Extracted data entries:
---

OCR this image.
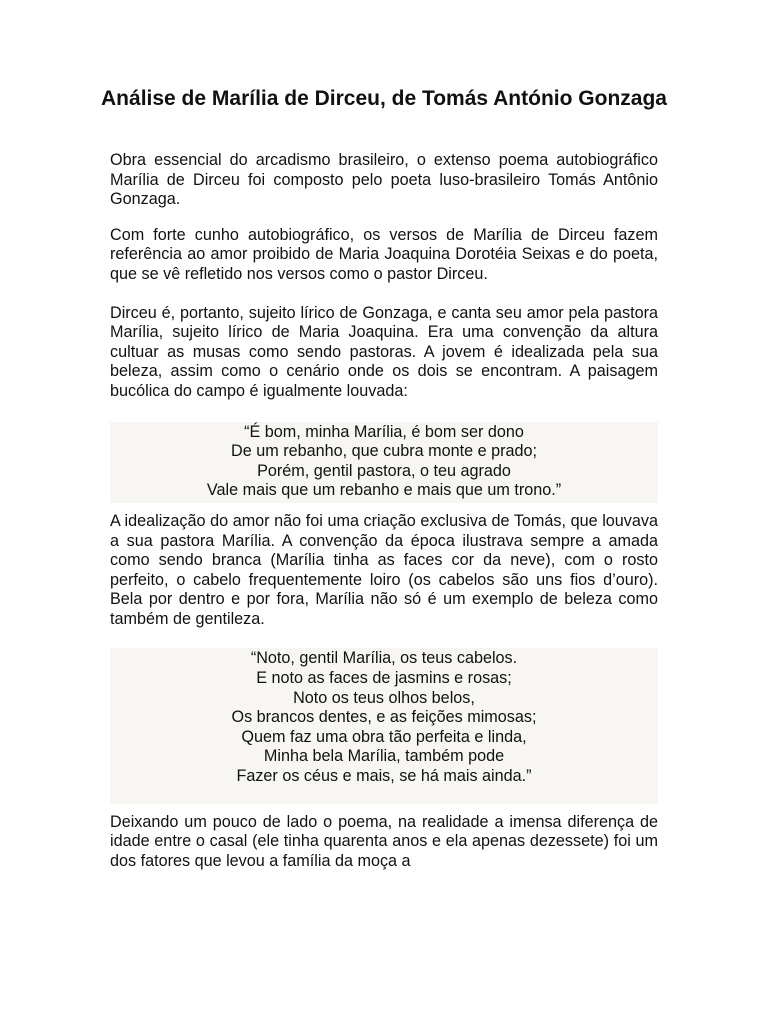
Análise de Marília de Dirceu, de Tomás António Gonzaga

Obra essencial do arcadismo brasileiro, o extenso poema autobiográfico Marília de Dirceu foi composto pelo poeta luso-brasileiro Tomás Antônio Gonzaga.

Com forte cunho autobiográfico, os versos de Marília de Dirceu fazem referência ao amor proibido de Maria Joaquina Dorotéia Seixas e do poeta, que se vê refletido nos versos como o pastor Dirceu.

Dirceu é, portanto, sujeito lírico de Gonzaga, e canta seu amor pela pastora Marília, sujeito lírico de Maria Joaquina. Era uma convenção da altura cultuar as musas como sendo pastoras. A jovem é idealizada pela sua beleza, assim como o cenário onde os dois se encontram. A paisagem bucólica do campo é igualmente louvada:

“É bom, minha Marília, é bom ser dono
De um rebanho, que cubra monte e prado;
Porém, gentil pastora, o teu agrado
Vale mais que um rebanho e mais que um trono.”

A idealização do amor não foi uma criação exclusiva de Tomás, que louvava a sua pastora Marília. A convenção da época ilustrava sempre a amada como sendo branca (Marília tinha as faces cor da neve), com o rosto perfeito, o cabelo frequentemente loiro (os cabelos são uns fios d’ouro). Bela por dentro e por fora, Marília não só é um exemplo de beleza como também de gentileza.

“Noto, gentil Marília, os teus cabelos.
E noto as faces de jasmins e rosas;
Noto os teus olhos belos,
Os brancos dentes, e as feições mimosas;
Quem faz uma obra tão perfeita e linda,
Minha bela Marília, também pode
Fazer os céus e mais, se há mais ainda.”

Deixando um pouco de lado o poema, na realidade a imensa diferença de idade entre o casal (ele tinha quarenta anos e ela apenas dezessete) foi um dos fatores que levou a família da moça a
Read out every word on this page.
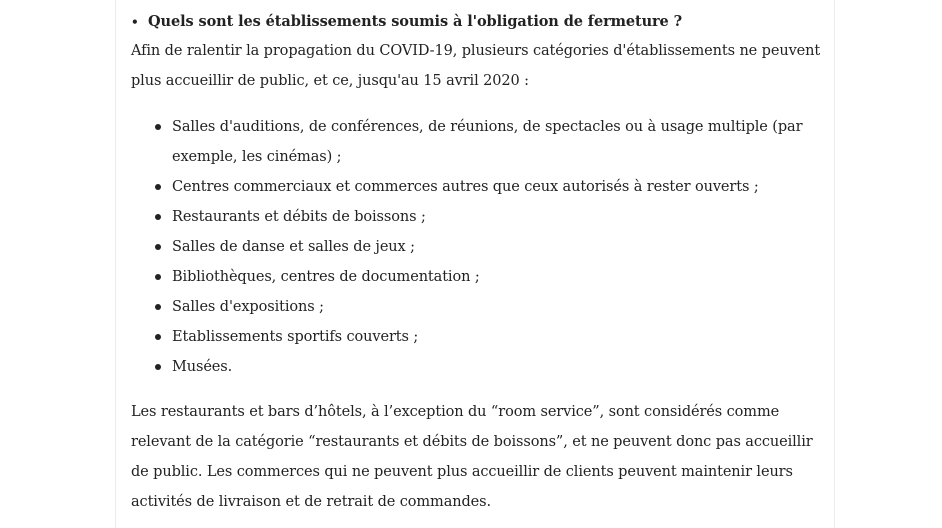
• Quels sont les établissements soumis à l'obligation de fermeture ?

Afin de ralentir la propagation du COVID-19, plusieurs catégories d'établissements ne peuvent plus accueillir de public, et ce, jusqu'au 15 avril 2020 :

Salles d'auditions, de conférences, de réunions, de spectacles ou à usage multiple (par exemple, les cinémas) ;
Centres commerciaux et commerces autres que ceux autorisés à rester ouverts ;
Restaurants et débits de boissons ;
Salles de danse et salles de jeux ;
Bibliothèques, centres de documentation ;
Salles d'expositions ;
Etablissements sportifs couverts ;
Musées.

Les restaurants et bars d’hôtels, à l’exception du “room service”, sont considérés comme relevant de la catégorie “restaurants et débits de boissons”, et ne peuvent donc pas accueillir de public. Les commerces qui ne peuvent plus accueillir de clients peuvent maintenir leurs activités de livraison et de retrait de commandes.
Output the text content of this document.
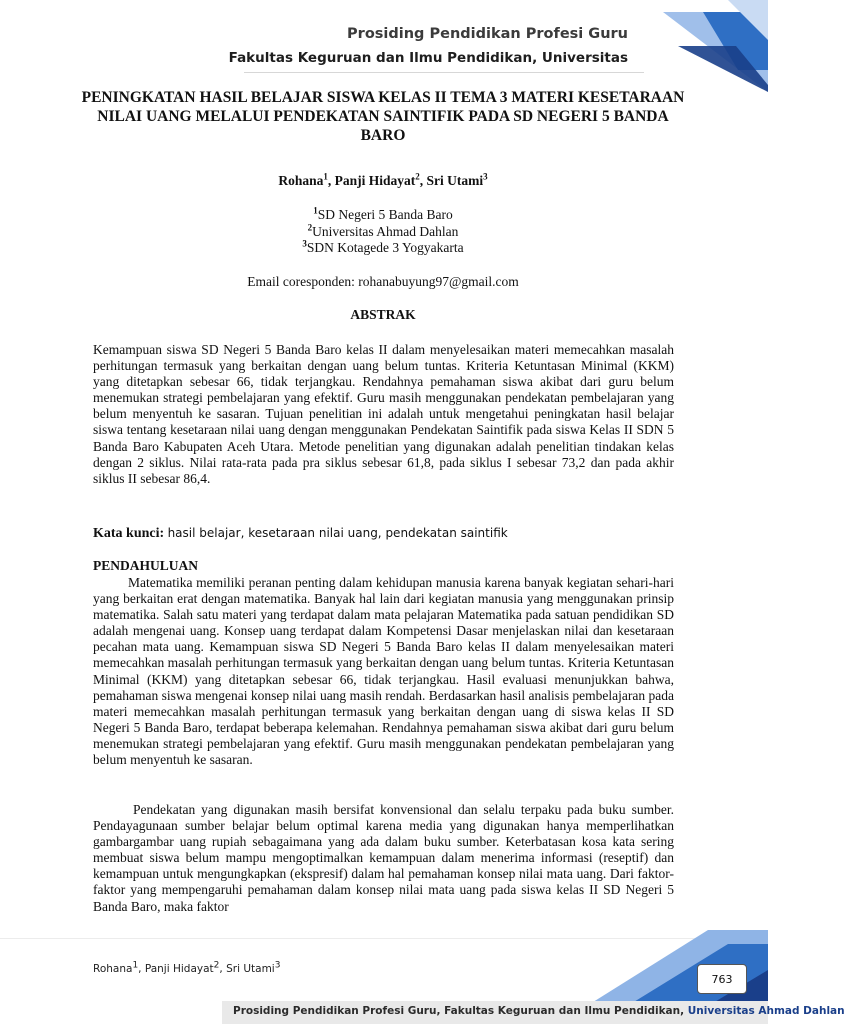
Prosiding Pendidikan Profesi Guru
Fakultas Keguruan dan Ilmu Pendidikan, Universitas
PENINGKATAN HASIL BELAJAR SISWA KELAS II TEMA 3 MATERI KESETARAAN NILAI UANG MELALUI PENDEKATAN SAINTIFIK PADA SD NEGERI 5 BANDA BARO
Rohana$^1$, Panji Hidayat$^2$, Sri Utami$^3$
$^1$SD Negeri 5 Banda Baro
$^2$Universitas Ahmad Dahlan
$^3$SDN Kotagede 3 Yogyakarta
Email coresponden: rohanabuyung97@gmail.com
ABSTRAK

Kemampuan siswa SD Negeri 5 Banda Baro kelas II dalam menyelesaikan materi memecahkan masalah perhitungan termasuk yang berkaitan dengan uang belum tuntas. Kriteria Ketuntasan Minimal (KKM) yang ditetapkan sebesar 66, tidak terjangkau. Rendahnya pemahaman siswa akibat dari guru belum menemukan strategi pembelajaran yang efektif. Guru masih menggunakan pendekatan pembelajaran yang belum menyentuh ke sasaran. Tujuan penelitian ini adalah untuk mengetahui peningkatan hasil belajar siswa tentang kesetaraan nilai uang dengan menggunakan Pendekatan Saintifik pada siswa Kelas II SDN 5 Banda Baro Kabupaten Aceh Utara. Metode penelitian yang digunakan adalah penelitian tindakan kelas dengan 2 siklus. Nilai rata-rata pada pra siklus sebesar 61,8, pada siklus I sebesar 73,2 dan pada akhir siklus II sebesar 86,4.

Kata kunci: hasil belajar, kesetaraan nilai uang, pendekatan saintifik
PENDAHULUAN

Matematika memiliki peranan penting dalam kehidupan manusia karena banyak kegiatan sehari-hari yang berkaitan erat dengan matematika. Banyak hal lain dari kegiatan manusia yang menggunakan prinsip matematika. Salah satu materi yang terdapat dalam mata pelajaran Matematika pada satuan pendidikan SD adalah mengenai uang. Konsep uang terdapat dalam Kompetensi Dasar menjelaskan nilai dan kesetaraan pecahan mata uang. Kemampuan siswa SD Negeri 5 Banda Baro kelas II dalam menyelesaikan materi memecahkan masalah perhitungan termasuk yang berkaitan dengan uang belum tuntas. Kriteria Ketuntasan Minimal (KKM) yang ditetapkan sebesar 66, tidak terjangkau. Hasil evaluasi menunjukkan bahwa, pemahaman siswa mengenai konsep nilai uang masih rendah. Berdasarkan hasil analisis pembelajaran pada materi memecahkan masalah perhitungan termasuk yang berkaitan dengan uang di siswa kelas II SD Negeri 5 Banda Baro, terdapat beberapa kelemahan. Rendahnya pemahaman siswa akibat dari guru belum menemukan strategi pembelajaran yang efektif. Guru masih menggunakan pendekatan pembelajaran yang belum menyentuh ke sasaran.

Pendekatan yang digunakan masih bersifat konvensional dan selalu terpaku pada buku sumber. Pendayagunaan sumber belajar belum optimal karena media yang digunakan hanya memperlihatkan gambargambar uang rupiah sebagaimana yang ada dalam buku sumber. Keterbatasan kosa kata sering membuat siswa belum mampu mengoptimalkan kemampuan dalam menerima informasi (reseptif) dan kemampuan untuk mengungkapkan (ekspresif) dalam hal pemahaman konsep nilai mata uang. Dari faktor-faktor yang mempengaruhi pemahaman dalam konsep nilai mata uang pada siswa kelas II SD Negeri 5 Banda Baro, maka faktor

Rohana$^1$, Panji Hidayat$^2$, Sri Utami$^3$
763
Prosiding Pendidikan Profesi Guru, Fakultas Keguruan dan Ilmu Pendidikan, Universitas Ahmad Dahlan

---

_GIVEN EXERCISE_
Make an exact reproduction of the listing above, without any pictures.

_ANSWER IN FULL_
OCR this image.
Análise de Marília de Dirceu, de Tomás António Gonzaga

Obra essencial do arcadismo brasileiro, o extenso poema autobiográfico Marília de Dirceu foi composto pelo poeta luso-brasileiro Tomás Antônio Gonzaga.

Com forte cunho autobiográfico, os versos de Marília de Dirceu fazem referência ao amor proibido de Maria Joaquina Dorotéia Seixas e do poeta, que se vê refletido nos versos como o pastor Dirceu.

Dirceu é, portanto, sujeito lírico de Gonzaga, e canta seu amor pela pastora Marília, sujeito lírico de Maria Joaquina. Era uma convenção da altura cultuar as musas como sendo pastoras. A jovem é idealizada pela sua beleza, assim como o cenário onde os dois se encontram. A paisagem bucólica do campo é igualmente louvada:

“É bom, minha Marília, é bom ser dono
De um rebanho, que cubra monte e prado;
Porém, gentil pastora, o teu agrado
Vale mais que um rebanho e mais que um trono.”

A idealização do amor não foi uma criação exclusiva de Tomás, que louvava a sua pastora Marília. A convenção da época ilustrava sempre a amada como sendo branca (Marília tinha as faces cor da neve), com o rosto perfeito, o cabelo frequentemente loiro (os cabelos são uns fios d’ouro). Bela por dentro e por fora, Marília não só é um exemplo de beleza como também de gentileza.

“Noto, gentil Marília, os teus cabelos.
E noto as faces de jasmins e rosas;
Noto os teus olhos belos,
Os brancos dentes, e as feições mimosas;
Quem faz uma obra tão perfeita e linda,
Minha bela Marília, também pode
Fazer os céus e mais, se há mais ainda.”

Deixando um pouco de lado o poema, na realidade a imensa diferença de idade entre o casal (ele tinha quarenta anos e ela apenas dezessete) foi um dos fatores que levou a família da moça a
Read out every word on this page.
• Quels sont les établissements soumis à l'obligation de fermeture ?

Afin de ralentir la propagation du COVID-19, plusieurs catégories d'établissements ne peuvent plus accueillir de public, et ce, jusqu'au 15 avril 2020 :

Salles d'auditions, de conférences, de réunions, de spectacles ou à usage multiple (par exemple, les cinémas) ;
Centres commerciaux et commerces autres que ceux autorisés à rester ouverts ;
Restaurants et débits de boissons ;
Salles de danse et salles de jeux ;
Bibliothèques, centres de documentation ;
Salles d'expositions ;
Etablissements sportifs couverts ;
Musées.

Les restaurants et bars d’hôtels, à l’exception du “room service”, sont considérés comme relevant de la catégorie “restaurants et débits de boissons”, et ne peuvent donc pas accueillir de public. Les commerces qui ne peuvent plus accueillir de clients peuvent maintenir leurs activités de livraison et de retrait de commandes.
Output the text content of this document.
Prosiding Pendidikan Profesi Guru
Fakultas Keguruan dan Ilmu Pendidikan, Universitas
PENINGKATAN HASIL BELAJAR SISWA KELAS II TEMA 3 MATERI KESETARAAN NILAI UANG MELALUI PENDEKATAN SAINTIFIK PADA SD NEGERI 5 BANDA BARO
Rohana$^1$, Panji Hidayat$^2$, Sri Utami$^3$
$^1$SD Negeri 5 Banda Baro
$^2$Universitas Ahmad Dahlan
$^3$SDN Kotagede 3 Yogyakarta
Email coresponden: rohanabuyung97@gmail.com
ABSTRAK

Kemampuan siswa SD Negeri 5 Banda Baro kelas II dalam menyelesaikan materi memecahkan masalah perhitungan termasuk yang berkaitan dengan uang belum tuntas. Kriteria Ketuntasan Minimal (KKM) yang ditetapkan sebesar 66, tidak terjangkau. Rendahnya pemahaman siswa akibat dari guru belum menemukan strategi pembelajaran yang efektif. Guru masih menggunakan pendekatan pembelajaran yang belum menyentuh ke sasaran. Tujuan penelitian ini adalah untuk mengetahui peningkatan hasil belajar siswa tentang kesetaraan nilai uang dengan menggunakan Pendekatan Saintifik pada siswa Kelas II SDN 5 Banda Baro Kabupaten Aceh Utara. Metode penelitian yang digunakan adalah penelitian tindakan kelas dengan 2 siklus. Nilai rata-rata pada pra siklus sebesar 61,8, pada siklus I sebesar 73,2 dan pada akhir siklus II sebesar 86,4.

Kata kunci: hasil belajar, kesetaraan nilai uang, pendekatan saintifik
PENDAHULUAN

Matematika memiliki peranan penting dalam kehidupan manusia karena banyak kegiatan sehari-hari yang berkaitan erat dengan matematika. Banyak hal lain dari kegiatan manusia yang menggunakan prinsip matematika. Salah satu materi yang terdapat dalam mata pelajaran Matematika pada satuan pendidikan SD adalah mengenai uang. Konsep uang terdapat dalam Kompetensi Dasar menjelaskan nilai dan kesetaraan pecahan mata uang. Kemampuan siswa SD Negeri 5 Banda Baro kelas II dalam menyelesaikan materi memecahkan masalah perhitungan termasuk yang berkaitan dengan uang belum tuntas. Kriteria Ketuntasan Minimal (KKM) yang ditetapkan sebesar 66, tidak terjangkau. Hasil evaluasi menunjukkan bahwa, pemahaman siswa mengenai konsep nilai uang masih rendah. Berdasarkan hasil analisis pembelajaran pada materi memecahkan masalah perhitungan termasuk yang berkaitan dengan uang di siswa kelas II SD Negeri 5 Banda Baro, terdapat beberapa kelemahan. Rendahnya pemahaman siswa akibat dari guru belum menemukan strategi pembelajaran yang efektif. Guru masih menggunakan pendekatan pembelajaran yang belum menyentuh ke sasaran.

Pendekatan yang digunakan masih bersifat konvensional dan selalu terpaku pada buku sumber. Pendayagunaan sumber belajar belum optimal karena media yang digunakan hanya memperlihatkan gambargambar uang rupiah sebagaimana yang ada dalam buku sumber. Keterbatasan kosa kata sering membuat siswa belum mampu mengoptimalkan kemampuan dalam menerima informasi (reseptif) dan kemampuan untuk mengungkapkan (ekspresif) dalam hal pemahaman konsep nilai mata uang. Dari faktor-faktor yang mempengaruhi pemahaman dalam konsep nilai mata uang pada siswa kelas II SD Negeri 5 Banda Baro, maka faktor

Rohana$^1$, Panji Hidayat$^2$, Sri Utami$^3$
763
Prosiding Pendidikan Profesi Guru, Fakultas Keguruan dan Ilmu Pendidikan, Universitas Ahmad Dahlan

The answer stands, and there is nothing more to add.